## [Written request a]
Set down the stretch of the gold article from "The market’s reaction" through "relative to fundamentals." word for word.

— Start Given text —

Register For Our Mailing List

Register to receive our free weekly newsletter including editorials.

Home / 625

Does gold still deserve a place in a diversified portfolio?

Given the recent bout of geopolitical uncertainty, gold – long regarded by many investors as a safe haven asset – has had a strong run. However, as tensions have started to ease (at least for the moment), some have begun to question whether the commodity can still play a role in a diversified portfolio. We believe the answer is yes.

Why we turned to gold in 2019

At Orbis, we built up the gold exposure in our multi-asset portfolios in 2019. This change was driven by increasing concerns about deficit and debt levels in the US and developed world. Governments were spending far too much money, which in our view put their currencies at risk.  The US alone is currently over $36 trillion in debt – the highest national debt in the world – and President Trump’s “big, beautiful bill” threatens to add another $3 trillion to that figure.[1]

The market’s reaction has been swift, with the US dollar suffering its worst first-half performance since 1973.[2] Rising debt erodes confidence that a government can repay without resorting to money printing or inflation, so investors demand more compensation or sell the currency, driving its value down.

Gold, however, can be considered a 9,000-year-old currency that’s never been devalued, never gone broke. From that perspective, it is the world’s most enduring store of value, especially when the US dollar (or any fiat currency) looks expensive relative to fundamentals.

— End Given text —
— Start Records to process —

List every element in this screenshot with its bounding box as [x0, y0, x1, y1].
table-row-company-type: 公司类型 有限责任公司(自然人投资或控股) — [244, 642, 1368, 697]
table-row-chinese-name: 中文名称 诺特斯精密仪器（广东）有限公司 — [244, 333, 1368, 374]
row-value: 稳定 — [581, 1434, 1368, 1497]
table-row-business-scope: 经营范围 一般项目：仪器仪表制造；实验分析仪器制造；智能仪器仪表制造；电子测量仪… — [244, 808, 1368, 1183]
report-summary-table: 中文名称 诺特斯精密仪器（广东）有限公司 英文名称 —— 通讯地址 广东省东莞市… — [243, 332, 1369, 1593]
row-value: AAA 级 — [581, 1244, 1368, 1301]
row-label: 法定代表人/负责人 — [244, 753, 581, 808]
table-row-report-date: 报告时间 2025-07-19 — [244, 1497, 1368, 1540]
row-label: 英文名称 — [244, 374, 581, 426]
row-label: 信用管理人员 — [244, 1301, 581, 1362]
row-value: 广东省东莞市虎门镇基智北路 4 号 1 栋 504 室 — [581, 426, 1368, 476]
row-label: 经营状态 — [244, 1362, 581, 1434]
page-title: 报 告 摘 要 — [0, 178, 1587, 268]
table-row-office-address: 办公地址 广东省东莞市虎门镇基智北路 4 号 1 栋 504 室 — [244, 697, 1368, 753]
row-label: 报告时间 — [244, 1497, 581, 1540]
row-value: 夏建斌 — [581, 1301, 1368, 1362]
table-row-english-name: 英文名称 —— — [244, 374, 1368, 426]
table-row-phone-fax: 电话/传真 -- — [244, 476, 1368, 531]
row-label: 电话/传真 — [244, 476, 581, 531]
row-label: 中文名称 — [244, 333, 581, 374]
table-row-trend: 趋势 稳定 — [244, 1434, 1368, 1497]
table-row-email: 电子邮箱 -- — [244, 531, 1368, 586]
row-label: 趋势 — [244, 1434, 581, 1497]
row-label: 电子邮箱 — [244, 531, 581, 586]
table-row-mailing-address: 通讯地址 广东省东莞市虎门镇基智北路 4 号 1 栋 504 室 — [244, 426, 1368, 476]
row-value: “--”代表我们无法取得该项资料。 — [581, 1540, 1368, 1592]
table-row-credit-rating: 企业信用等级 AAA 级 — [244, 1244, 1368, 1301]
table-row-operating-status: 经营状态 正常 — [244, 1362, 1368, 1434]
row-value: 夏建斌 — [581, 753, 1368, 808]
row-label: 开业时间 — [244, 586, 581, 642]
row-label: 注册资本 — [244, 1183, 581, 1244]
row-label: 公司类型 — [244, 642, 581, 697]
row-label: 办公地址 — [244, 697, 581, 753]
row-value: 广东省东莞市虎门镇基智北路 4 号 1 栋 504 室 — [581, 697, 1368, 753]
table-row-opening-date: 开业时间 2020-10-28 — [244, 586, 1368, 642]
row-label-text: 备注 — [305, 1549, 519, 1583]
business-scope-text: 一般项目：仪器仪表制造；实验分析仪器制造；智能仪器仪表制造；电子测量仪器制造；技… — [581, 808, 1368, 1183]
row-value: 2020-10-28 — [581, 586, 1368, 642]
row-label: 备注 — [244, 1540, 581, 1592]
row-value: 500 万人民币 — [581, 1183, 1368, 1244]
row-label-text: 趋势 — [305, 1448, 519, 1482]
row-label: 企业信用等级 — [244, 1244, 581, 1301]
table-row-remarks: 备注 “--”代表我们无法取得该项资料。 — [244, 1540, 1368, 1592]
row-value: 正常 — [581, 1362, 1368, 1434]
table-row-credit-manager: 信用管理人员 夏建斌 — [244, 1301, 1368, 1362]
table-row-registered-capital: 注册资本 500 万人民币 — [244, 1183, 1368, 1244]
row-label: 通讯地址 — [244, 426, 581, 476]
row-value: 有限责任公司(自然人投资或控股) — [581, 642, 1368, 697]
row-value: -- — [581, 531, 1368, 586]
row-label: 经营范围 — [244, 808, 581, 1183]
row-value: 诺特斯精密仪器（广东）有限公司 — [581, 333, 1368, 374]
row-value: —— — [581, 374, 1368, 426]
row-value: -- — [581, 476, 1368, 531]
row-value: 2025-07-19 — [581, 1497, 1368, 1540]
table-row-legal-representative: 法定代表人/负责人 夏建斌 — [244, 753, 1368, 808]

— End Records to process —

## [Written request b]
Rewrite the rows as a numbered list, from the start of the rows through the line containing "row-value: AAA 级 — [581, 1244, 1368, 1301]", with both ends included and blank lines dropped.

## [Exercise solution a]
The market’s reaction has been swift, with the US dollar suffering its worst first-half performance since 1973.[2] Rising debt erodes confidence that a government can repay without resorting to money printing or inflation, so investors demand more compensation or sell the currency, driving its value down.

Gold, however, can be considered a 9,000-year-old currency that’s never been devalued, never gone broke. From that perspective, it is the world’s most enduring store of value, especially when the US dollar (or any fiat currency) looks expensive relative to fundamentals.

## [Exercise solution b]
1. List every element in this screenshot with its bounding box as [x0, y0, x1, y1].
2. table-row-company-type: 公司类型 有限责任公司(自然人投资或控股) — [244, 642, 1368, 697]
3. table-row-chinese-name: 中文名称 诺特斯精密仪器（广东）有限公司 — [244, 333, 1368, 374]
4. row-value: 稳定 — [581, 1434, 1368, 1497]
5. table-row-business-scope: 经营范围 一般项目：仪器仪表制造；实验分析仪器制造；智能仪器仪表制造；电子测量仪… — [244, 808, 1368, 1183]
6. report-summary-table: 中文名称 诺特斯精密仪器（广东）有限公司 英文名称 —— 通讯地址 广东省东莞市… — [243, 332, 1369, 1593]
7. row-value: AAA 级 — [581, 1244, 1368, 1301]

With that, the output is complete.